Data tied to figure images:
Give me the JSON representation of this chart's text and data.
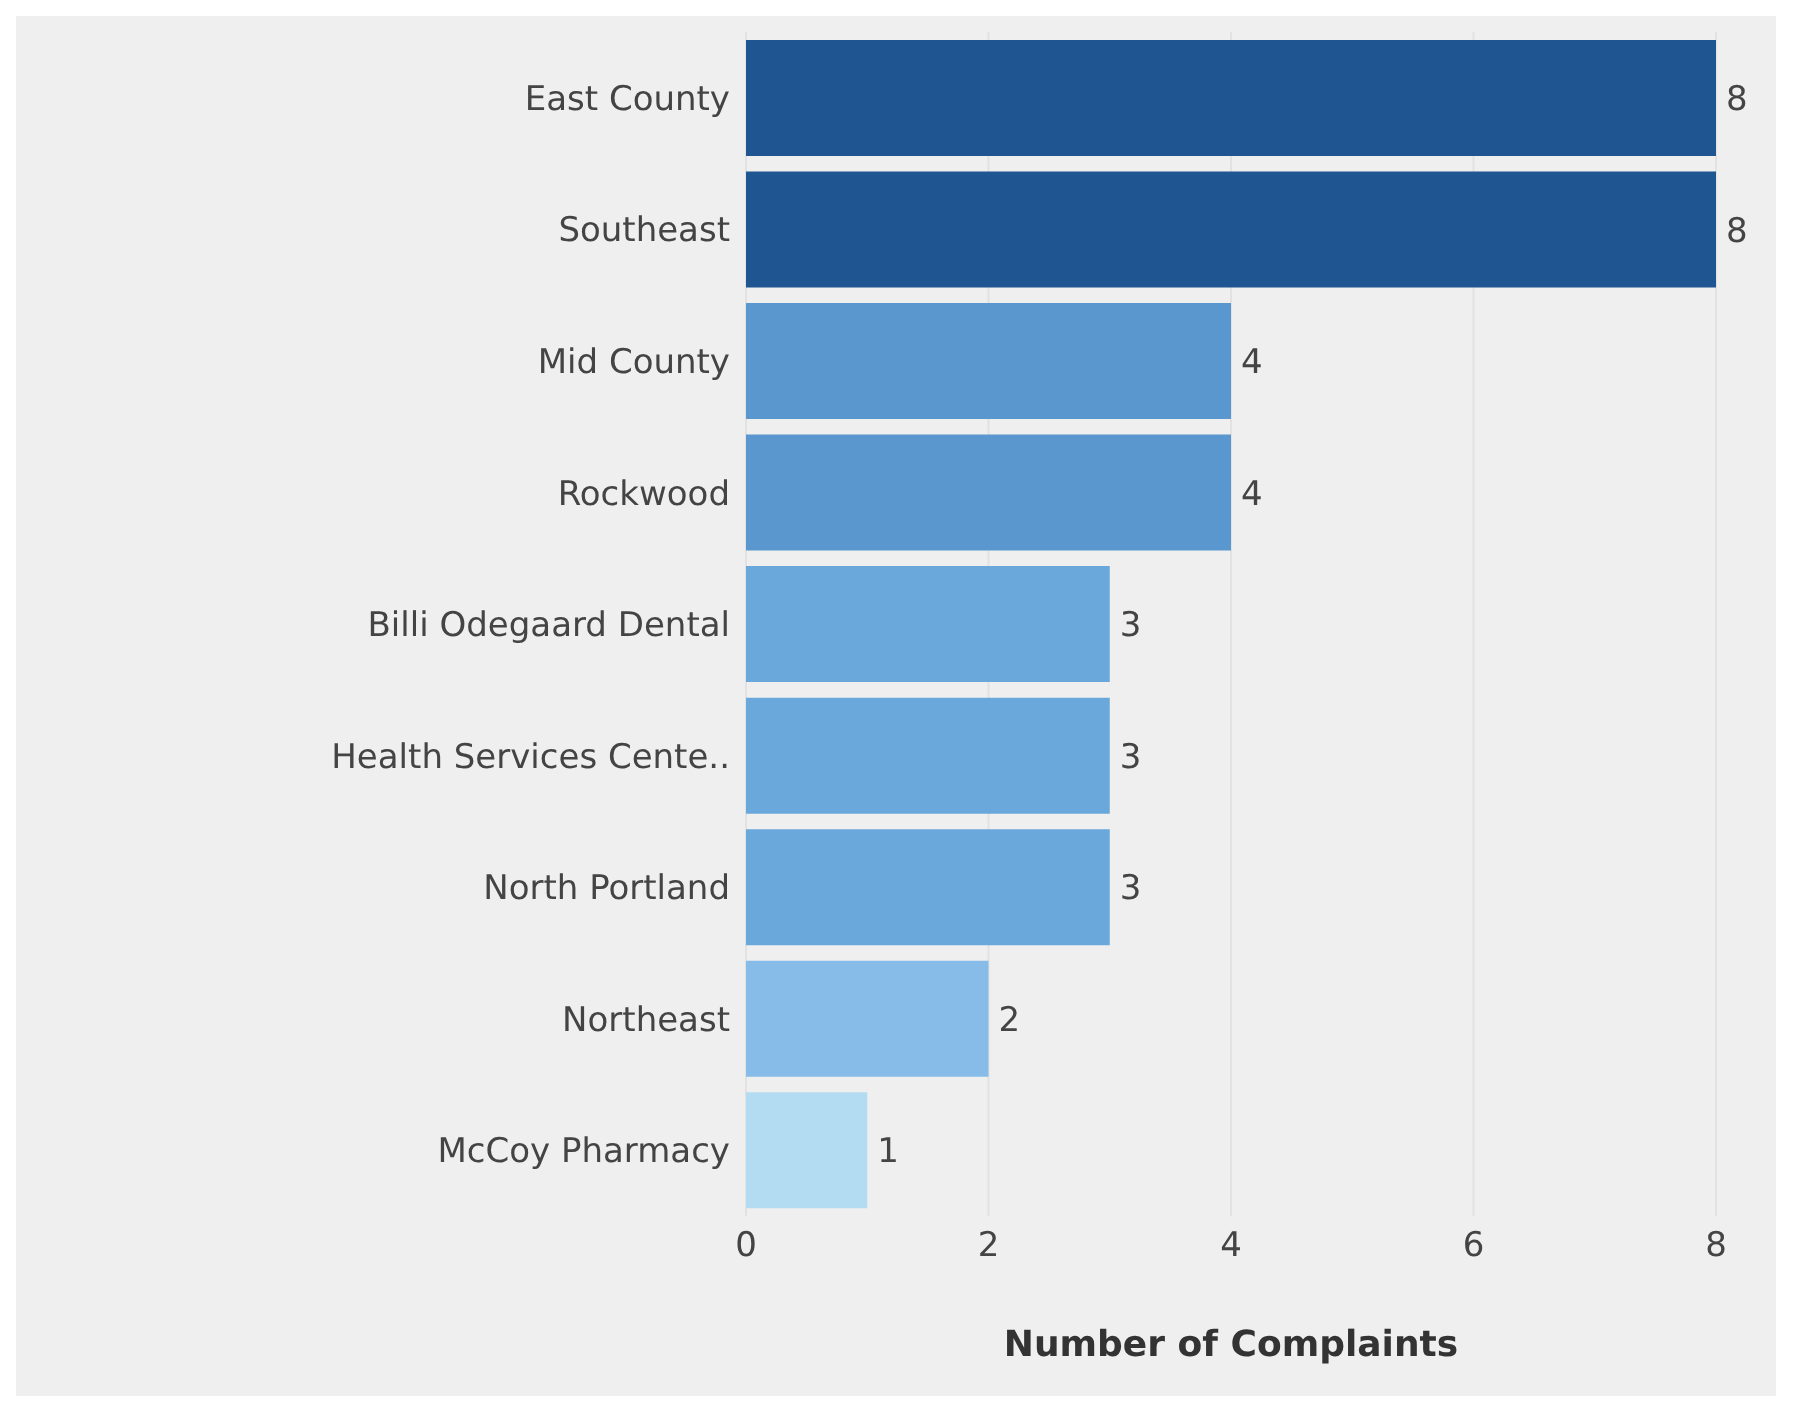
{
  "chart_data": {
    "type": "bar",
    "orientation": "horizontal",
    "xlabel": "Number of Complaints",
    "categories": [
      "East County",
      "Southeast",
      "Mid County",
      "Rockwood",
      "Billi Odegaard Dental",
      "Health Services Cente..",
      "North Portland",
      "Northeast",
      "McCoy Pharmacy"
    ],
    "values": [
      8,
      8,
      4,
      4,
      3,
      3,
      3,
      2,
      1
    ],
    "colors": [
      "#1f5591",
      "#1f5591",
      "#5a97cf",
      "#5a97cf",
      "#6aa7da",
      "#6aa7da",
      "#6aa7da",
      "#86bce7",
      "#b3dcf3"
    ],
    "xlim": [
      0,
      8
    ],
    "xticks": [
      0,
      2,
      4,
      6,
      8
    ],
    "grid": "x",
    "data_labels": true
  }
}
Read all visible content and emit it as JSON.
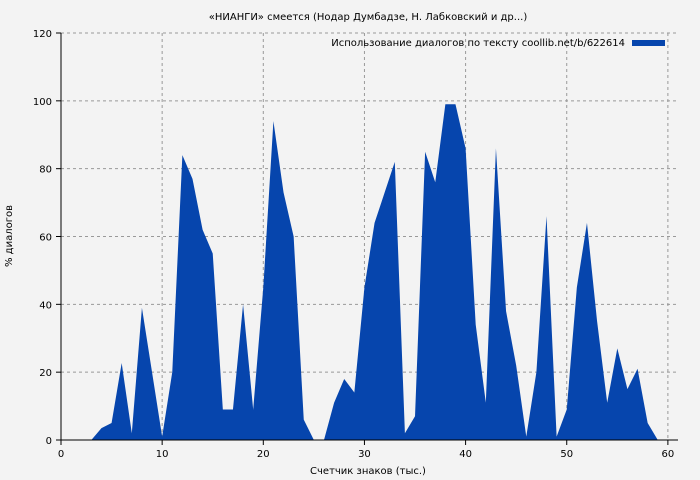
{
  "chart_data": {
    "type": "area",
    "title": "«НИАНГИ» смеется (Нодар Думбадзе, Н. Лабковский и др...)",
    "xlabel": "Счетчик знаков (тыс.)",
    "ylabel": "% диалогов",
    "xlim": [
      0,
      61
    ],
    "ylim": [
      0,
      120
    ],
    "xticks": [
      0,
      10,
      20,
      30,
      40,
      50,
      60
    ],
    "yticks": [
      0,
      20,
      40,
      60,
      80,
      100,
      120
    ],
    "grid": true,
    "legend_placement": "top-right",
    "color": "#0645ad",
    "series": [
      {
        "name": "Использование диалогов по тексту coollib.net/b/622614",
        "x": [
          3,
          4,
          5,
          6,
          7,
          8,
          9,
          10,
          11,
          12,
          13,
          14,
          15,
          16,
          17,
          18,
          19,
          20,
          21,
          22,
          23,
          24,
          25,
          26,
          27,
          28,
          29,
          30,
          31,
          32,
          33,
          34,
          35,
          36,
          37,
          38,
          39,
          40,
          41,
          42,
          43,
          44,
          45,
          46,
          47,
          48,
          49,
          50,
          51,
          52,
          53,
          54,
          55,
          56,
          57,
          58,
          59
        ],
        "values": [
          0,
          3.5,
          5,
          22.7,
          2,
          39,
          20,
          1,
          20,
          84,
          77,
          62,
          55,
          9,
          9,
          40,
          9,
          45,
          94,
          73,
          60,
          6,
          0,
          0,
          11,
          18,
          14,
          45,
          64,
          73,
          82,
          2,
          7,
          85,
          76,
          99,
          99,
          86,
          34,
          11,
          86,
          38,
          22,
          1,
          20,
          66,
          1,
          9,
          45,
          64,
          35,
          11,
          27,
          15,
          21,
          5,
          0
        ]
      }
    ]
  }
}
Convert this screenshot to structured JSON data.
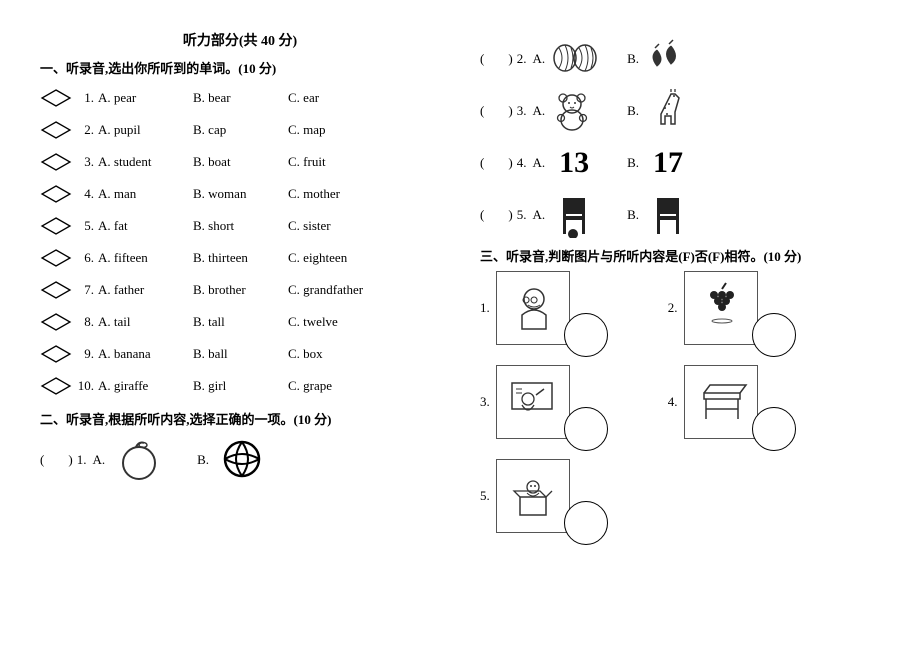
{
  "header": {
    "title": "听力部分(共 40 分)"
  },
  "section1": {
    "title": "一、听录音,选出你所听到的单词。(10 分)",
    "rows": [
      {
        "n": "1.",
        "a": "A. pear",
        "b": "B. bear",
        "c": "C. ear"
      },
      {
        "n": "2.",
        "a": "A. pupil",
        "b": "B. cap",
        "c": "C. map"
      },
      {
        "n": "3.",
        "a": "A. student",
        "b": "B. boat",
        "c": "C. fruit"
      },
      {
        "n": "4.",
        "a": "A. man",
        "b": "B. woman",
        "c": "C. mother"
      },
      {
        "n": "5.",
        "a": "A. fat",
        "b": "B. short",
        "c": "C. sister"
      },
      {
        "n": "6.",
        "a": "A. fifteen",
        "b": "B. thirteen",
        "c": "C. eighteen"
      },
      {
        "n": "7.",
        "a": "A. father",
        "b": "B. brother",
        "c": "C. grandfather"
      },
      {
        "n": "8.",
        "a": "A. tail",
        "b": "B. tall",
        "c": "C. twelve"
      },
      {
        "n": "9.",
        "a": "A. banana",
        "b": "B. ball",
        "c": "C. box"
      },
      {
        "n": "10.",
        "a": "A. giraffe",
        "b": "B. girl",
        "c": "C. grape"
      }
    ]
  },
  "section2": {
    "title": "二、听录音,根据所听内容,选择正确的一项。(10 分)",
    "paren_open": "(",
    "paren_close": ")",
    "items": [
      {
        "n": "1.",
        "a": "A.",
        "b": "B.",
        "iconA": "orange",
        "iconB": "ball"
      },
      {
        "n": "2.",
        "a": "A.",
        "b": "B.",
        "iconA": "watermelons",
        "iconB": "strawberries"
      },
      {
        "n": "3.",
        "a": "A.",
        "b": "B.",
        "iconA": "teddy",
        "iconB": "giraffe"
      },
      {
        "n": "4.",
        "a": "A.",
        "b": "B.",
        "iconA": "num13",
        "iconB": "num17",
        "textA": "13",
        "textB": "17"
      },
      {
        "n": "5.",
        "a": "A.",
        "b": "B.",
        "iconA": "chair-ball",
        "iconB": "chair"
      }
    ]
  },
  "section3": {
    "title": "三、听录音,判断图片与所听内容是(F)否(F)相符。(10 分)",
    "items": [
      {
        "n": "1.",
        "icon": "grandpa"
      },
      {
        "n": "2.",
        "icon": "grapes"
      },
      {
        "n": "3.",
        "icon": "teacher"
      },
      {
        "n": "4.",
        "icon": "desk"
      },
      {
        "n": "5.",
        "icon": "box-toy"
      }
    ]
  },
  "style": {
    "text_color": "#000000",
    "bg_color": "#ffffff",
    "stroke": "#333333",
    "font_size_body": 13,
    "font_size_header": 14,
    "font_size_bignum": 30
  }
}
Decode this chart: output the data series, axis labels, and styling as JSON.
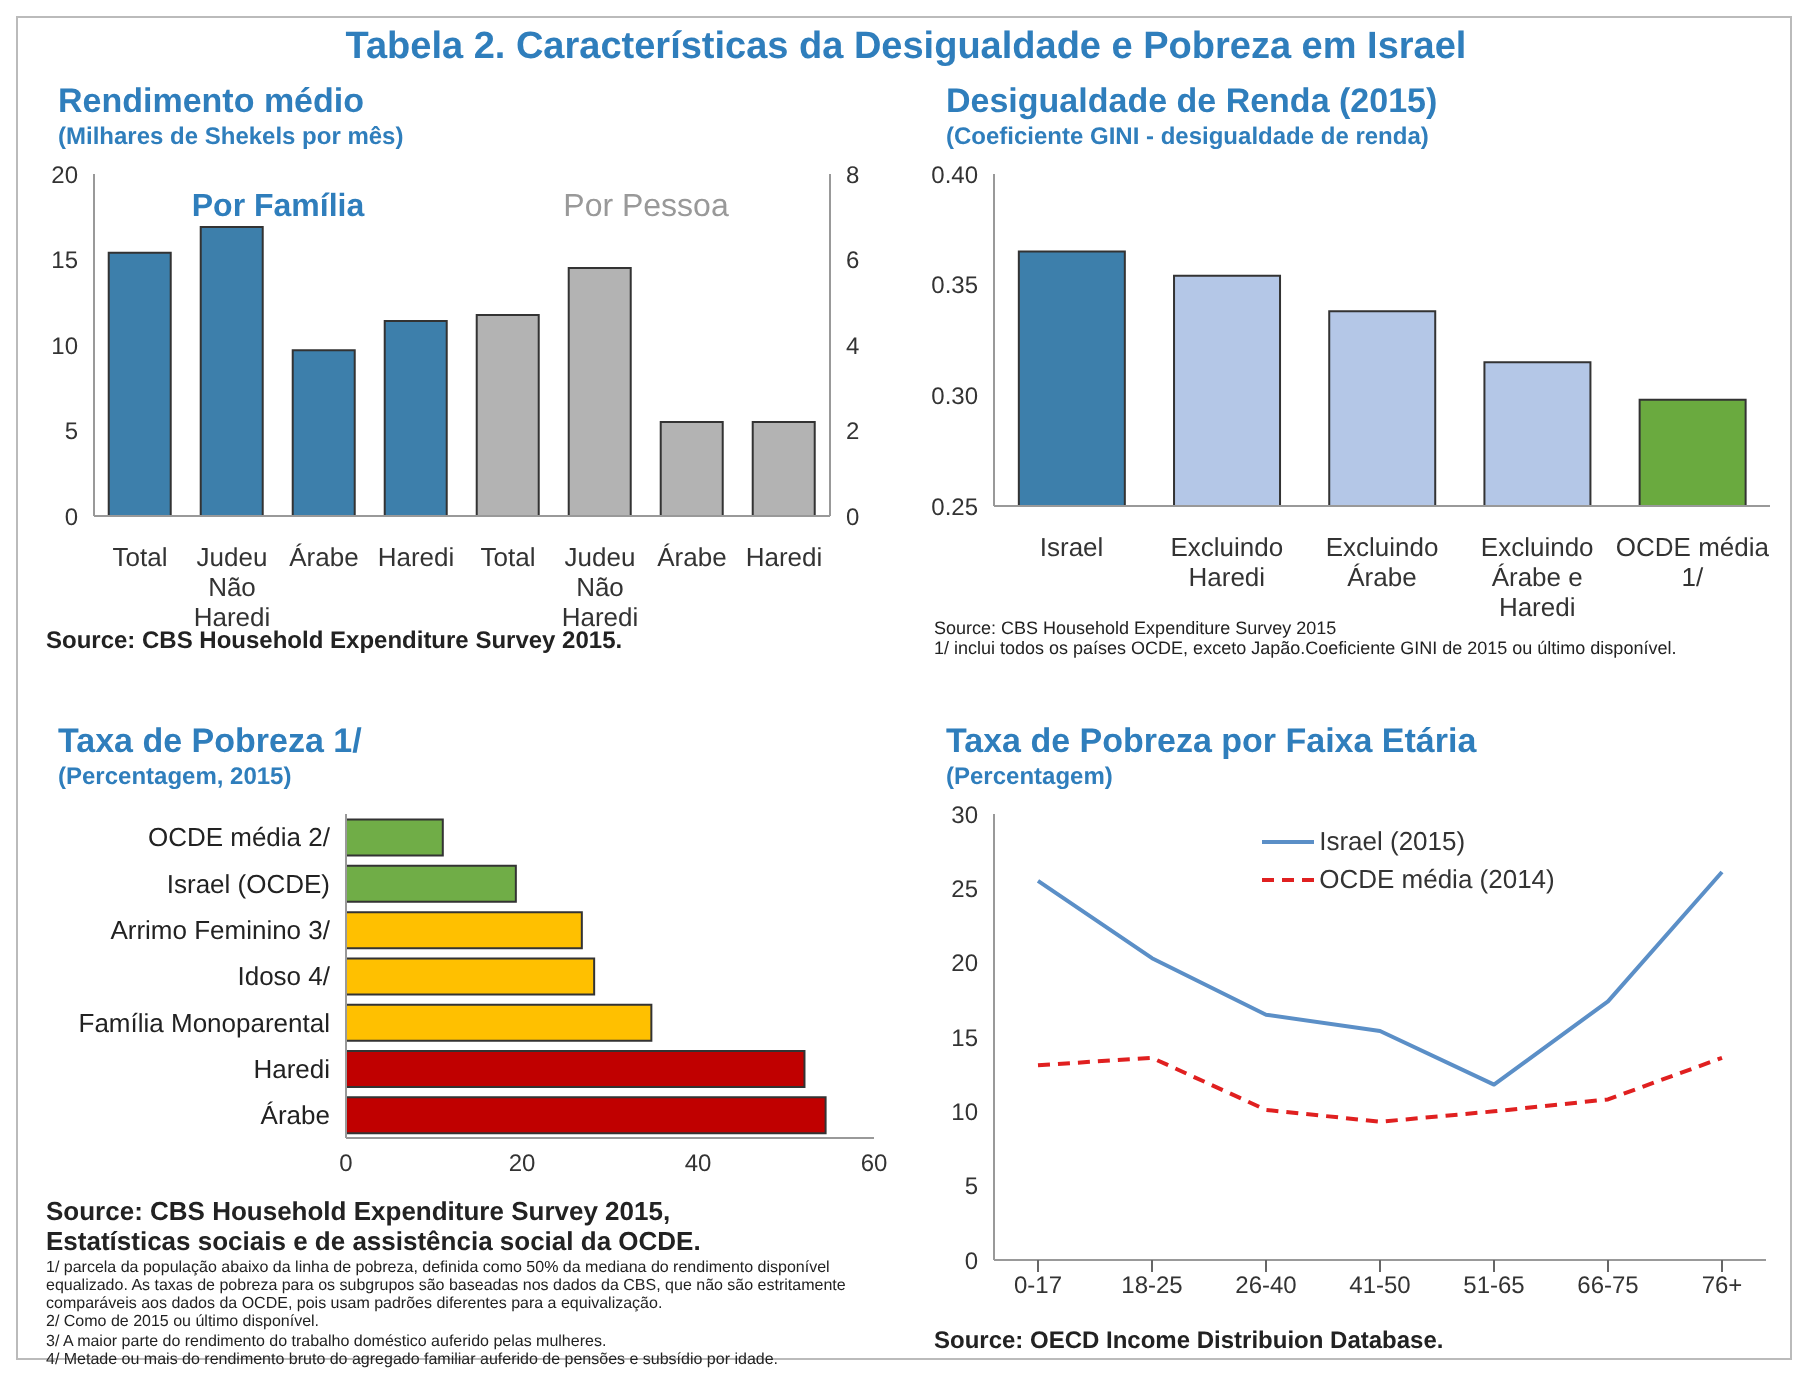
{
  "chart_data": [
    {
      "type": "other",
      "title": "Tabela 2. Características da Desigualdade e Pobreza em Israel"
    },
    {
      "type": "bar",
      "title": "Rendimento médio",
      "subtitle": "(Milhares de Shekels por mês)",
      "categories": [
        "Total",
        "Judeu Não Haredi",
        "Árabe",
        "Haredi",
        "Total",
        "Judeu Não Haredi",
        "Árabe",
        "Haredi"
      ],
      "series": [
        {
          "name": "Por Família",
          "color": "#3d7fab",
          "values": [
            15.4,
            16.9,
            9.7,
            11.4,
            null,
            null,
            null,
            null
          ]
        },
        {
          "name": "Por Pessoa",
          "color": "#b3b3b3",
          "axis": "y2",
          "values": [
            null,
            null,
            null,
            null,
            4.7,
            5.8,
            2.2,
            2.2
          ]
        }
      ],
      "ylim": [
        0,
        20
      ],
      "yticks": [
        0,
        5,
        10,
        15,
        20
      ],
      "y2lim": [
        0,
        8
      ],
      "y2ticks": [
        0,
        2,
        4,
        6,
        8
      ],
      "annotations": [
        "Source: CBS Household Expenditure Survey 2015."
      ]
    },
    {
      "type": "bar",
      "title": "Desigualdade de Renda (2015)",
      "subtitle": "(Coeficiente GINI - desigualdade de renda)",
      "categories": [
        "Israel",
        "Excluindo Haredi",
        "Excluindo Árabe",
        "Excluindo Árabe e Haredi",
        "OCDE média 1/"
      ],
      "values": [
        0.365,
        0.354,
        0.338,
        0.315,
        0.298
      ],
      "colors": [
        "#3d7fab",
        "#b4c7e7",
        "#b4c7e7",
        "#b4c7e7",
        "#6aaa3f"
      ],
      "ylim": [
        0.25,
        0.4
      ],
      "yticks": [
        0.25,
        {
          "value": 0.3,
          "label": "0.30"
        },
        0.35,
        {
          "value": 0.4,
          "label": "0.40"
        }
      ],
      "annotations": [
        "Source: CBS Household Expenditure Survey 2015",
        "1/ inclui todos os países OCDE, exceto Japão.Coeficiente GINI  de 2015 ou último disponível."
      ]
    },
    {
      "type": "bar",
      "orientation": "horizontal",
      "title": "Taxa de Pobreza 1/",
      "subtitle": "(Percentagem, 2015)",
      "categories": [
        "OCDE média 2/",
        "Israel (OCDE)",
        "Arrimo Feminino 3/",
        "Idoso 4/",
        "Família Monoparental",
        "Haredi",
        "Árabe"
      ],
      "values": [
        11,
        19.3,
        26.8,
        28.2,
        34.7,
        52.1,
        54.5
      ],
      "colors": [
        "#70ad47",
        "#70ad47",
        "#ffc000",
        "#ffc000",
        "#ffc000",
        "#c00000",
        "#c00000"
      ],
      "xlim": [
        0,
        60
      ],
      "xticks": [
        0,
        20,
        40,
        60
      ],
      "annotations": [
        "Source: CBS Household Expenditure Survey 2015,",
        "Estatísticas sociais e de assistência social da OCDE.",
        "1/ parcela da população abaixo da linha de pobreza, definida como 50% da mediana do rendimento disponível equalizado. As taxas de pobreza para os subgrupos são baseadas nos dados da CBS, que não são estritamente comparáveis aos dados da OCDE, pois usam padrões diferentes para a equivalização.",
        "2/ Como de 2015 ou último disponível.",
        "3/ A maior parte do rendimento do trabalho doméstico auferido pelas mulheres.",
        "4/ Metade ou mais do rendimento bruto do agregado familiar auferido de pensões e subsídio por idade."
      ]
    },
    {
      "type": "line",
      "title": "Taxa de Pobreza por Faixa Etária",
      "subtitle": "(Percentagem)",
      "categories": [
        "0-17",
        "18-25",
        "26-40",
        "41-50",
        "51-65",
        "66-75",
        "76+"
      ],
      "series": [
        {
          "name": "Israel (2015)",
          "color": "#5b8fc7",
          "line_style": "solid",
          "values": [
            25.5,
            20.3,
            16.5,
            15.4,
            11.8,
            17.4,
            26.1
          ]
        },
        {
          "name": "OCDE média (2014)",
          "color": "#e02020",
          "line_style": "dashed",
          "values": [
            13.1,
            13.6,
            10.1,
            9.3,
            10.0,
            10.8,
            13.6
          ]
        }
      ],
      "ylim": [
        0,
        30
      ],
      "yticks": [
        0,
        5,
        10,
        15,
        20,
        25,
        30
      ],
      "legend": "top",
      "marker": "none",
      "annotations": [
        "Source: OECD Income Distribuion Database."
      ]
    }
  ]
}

Directions for this task => Return all lines containing the word "média".

Solved exercise =>
        "OCDE média 1/"
        "OCDE média 2/",
          "name": "OCDE média (2014)",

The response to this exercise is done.